GIVEN PROBLEM 1:
Answer the following questions about the Combine.perKey thread.
(a) Which three functions does a CombineFn collapse into one representation?
(b) Which predecessor to Beam had an explicit init rather than addInput?
(c) What does CombineWithContext allow?

QUOTED TEXT:

Re: Why does `Combine.perKey(SerializableFunction)` require same input and output type

Robert Bradshaw Mon, 31 Oct 2016 21:04:06 -0700

On Mon, Oct 31, 2016 at 8:39 PM, Kenneth Knowles <k...@google.com.invalid> 
wrote:
> Manu, I think your critique about user interface clarity is valid.
> CombineFn conflates a few operations and is not that clear about what it is
> doing or why. You seem to be concerned about CombineFn versus
> SerializableFunction constructors for the Combine family of transforms. I
> thought I'd respond from my own perspective, in case it is helpful. It is
> mostly the same things that Luke has said. Let's ignore keys. I don't think
> they change things much.
>
> As you seem to already understand, a CombineFn is a convenient collapsed
> representation of three functions:
>
>     init : InputT -> AccumT
>     combiner: (AccumT, AccumT) -> AccumT
>     extract: AccumT -> OutputT
>
> And the real semantics:
>
>     MapElements.via(init)
>     Combine.via(combiner)
>     MapElements.via(extract)
>
> For starters, "associative" is not even a well-typed word to use unless
> input type and output type are the same. So it is `combiner` that needs to
> be associative and commutative. Sometimes `combiner` also has an identity
> element. I'm afraid `createAccumulator()` and `defaultValue()` confuse
> things here (the latter is never meaningfully used). When we say a
> CombineFn has to be "associative" and "commutative" we just mean that it
> can be factored into these methods.
>
> So the SerializableFunction just needs to be factorable into these methods,
> too, like Luke said. Pragmatically, if we only have a
> SerializableFunction<Iterable<InputT>, OutputT> then we don't have a way to
> do hierarchical combines (can't feed the output of one layer into the next
> layer), so associativity is irrelevant and it might as well be a
> MapElements. So it only makes sense to allow
> SerializableFunction<Iterable<AccumT>, AccumT>. Some variant that is a
> binary function would make sense for lambdas, etc.
>
> Here are some reasons for the particular design of CombineFn that actually
> should be called out:
>
>  - It is a major efficiency gain to mutate the accumulator.
>  - Usually `init` is trivial and best to inline, hence addInput(InputT,
> AccumT)


I would add that often the map InputT -> AccumT is *non-trivial*, as
is AccumT -> AccumT, so AccumT + Input -> AccumT is preferable (both
for efficiency and code simplicity) for anything beyond trivial
combiners. FlumeJava, a predecessor to Beam that we took many lessons
from, had an explicit init rather than addInput and that turned out to
be a drawback when implementing CombineFns.

>  - With `compact` we allow multiple physical representations of the same
> semantic accumulator, and a hook to switch between them
>  - And it is hard to take the user through the journey from the real
> reasons behind it and the particular Java interface
>
> Note also that CombineWithContext allows side inputs, which complicates the
> formalities somewhat but doesn't change the intuition.

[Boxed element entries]
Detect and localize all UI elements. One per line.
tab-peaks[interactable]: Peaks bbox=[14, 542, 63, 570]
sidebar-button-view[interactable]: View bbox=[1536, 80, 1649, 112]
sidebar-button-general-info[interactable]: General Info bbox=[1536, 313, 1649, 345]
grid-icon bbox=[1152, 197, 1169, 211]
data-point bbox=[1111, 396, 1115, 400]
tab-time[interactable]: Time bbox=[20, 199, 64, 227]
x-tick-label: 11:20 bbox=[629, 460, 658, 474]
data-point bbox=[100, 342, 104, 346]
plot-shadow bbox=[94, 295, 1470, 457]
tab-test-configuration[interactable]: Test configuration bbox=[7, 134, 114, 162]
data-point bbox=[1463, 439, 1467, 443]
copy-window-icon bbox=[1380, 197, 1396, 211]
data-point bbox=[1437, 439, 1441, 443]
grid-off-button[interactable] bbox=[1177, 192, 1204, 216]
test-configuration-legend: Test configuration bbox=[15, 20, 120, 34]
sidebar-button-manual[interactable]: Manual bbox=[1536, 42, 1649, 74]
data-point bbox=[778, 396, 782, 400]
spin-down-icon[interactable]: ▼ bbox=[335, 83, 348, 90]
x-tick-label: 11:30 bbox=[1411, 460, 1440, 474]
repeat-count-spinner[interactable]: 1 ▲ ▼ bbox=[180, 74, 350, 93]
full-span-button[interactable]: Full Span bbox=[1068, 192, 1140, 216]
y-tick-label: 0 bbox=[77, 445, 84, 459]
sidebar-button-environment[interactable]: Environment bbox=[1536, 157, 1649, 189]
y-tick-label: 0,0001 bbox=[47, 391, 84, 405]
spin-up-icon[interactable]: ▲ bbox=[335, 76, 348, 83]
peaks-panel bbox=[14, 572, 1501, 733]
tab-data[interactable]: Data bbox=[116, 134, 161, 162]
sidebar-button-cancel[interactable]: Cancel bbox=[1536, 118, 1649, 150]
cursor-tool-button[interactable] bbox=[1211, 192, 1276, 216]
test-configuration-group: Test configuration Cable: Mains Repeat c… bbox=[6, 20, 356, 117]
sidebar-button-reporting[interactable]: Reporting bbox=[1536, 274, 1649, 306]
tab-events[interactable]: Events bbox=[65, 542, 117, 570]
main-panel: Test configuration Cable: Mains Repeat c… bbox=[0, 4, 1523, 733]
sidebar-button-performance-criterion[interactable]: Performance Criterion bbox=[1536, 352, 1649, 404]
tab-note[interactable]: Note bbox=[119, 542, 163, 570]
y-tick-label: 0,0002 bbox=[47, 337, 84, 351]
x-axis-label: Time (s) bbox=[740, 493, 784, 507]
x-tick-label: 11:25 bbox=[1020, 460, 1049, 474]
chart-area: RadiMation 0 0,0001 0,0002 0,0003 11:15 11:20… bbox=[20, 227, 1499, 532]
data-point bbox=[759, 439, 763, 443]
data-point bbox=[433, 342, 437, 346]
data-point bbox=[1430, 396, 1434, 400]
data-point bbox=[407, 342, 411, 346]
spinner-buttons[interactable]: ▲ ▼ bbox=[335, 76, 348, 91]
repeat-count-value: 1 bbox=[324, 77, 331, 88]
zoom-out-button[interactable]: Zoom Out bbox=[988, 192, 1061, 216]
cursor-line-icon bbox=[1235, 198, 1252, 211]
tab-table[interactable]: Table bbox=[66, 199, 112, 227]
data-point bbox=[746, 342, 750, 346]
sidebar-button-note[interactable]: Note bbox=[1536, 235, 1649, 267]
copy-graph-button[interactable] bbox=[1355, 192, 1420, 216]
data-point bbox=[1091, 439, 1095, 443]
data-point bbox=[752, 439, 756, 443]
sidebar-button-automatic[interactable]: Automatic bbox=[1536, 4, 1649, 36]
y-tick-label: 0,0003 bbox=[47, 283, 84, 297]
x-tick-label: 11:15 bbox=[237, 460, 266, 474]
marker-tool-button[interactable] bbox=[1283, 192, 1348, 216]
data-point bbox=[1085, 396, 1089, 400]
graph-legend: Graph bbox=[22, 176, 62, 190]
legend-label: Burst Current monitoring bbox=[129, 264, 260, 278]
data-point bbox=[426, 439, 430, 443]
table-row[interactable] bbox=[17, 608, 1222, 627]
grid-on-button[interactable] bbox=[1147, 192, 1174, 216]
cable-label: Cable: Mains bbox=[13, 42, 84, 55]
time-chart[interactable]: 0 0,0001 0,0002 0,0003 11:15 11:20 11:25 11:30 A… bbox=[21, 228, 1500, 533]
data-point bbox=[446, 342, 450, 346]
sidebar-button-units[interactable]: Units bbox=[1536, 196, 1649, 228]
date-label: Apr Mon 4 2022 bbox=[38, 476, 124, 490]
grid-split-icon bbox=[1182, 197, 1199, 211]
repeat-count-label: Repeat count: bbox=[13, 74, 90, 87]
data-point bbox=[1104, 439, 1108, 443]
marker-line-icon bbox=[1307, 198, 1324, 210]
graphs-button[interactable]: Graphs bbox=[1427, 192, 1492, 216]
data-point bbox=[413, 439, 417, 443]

GIVEN PROBLEM 2:
Return the entries verbatim, from the first line of the entries up to and including the line containing "test-configuration-group: Test configuration".

OUTPUT 1:
(a) init, combiner and extract.
(b) FlumeJava.
(c) Side inputs.

OUTPUT 2:
Detect and localize all UI elements. One per line.
tab-peaks[interactable]: Peaks bbox=[14, 542, 63, 570]
sidebar-button-view[interactable]: View bbox=[1536, 80, 1649, 112]
sidebar-button-general-info[interactable]: General Info bbox=[1536, 313, 1649, 345]
grid-icon bbox=[1152, 197, 1169, 211]
data-point bbox=[1111, 396, 1115, 400]
tab-time[interactable]: Time bbox=[20, 199, 64, 227]
x-tick-label: 11:20 bbox=[629, 460, 658, 474]
data-point bbox=[100, 342, 104, 346]
plot-shadow bbox=[94, 295, 1470, 457]
tab-test-configuration[interactable]: Test configuration bbox=[7, 134, 114, 162]
data-point bbox=[1463, 439, 1467, 443]
copy-window-icon bbox=[1380, 197, 1396, 211]
data-point bbox=[1437, 439, 1441, 443]
grid-off-button[interactable] bbox=[1177, 192, 1204, 216]
test-configuration-legend: Test configuration bbox=[15, 20, 120, 34]
sidebar-button-manual[interactable]: Manual bbox=[1536, 42, 1649, 74]
data-point bbox=[778, 396, 782, 400]
spin-down-icon[interactable]: ▼ bbox=[335, 83, 348, 90]
x-tick-label: 11:30 bbox=[1411, 460, 1440, 474]
repeat-count-spinner[interactable]: 1 ▲ ▼ bbox=[180, 74, 350, 93]
full-span-button[interactable]: Full Span bbox=[1068, 192, 1140, 216]
y-tick-label: 0 bbox=[77, 445, 84, 459]
sidebar-button-environment[interactable]: Environment bbox=[1536, 157, 1649, 189]
y-tick-label: 0,0001 bbox=[47, 391, 84, 405]
spin-up-icon[interactable]: ▲ bbox=[335, 76, 348, 83]
peaks-panel bbox=[14, 572, 1501, 733]
tab-data[interactable]: Data bbox=[116, 134, 161, 162]
sidebar-button-cancel[interactable]: Cancel bbox=[1536, 118, 1649, 150]
cursor-tool-button[interactable] bbox=[1211, 192, 1276, 216]
test-configuration-group: Test configuration Cable: Mains Repeat c… bbox=[6, 20, 356, 117]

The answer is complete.